:: Aim ::
Quote all entries exactly, leaving pictures aside.

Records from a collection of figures
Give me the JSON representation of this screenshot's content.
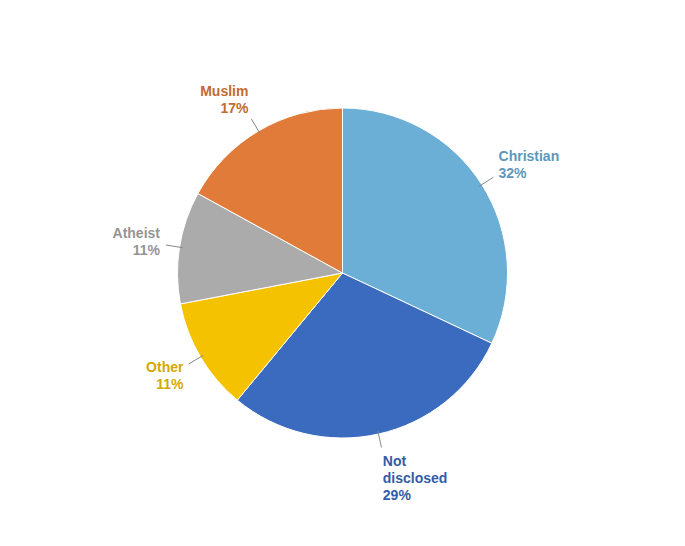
{
  "chart_data": {
    "type": "pie",
    "categories": [
      "Christian",
      "Not\ndisclosed",
      "Other",
      "Atheist",
      "Muslim"
    ],
    "values": [
      32,
      29,
      11,
      11,
      17
    ],
    "value_labels": [
      "32%",
      "29%",
      "11%",
      "11%",
      "17%"
    ],
    "colors": [
      "#6BAED6",
      "#3A6BBF",
      "#F5C200",
      "#ABABAB",
      "#E07B39"
    ],
    "data_labels": true
  }
}
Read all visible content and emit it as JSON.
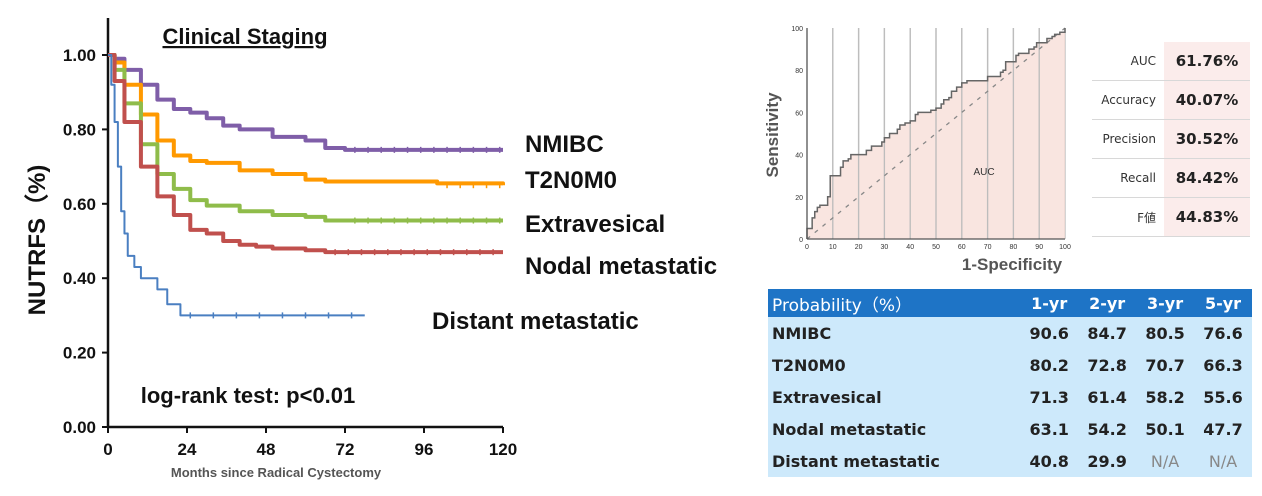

:: Result of the exercise ::
Give me the JSON representation of this screenshot's content.
{
  "chart_data": {
    "type": "pie",
    "categories": [
      "Christian",
      "Not\ndisclosed",
      "Other",
      "Atheist",
      "Muslim"
    ],
    "values": [
      32,
      29,
      11,
      11,
      17
    ],
    "value_labels": [
      "32%",
      "29%",
      "11%",
      "11%",
      "17%"
    ],
    "colors": [
      "#6BAED6",
      "#3A6BBF",
      "#F5C200",
      "#ABABAB",
      "#E07B39"
    ],
    "data_labels": true
  }
}
Read all visible content and emit it as JSON.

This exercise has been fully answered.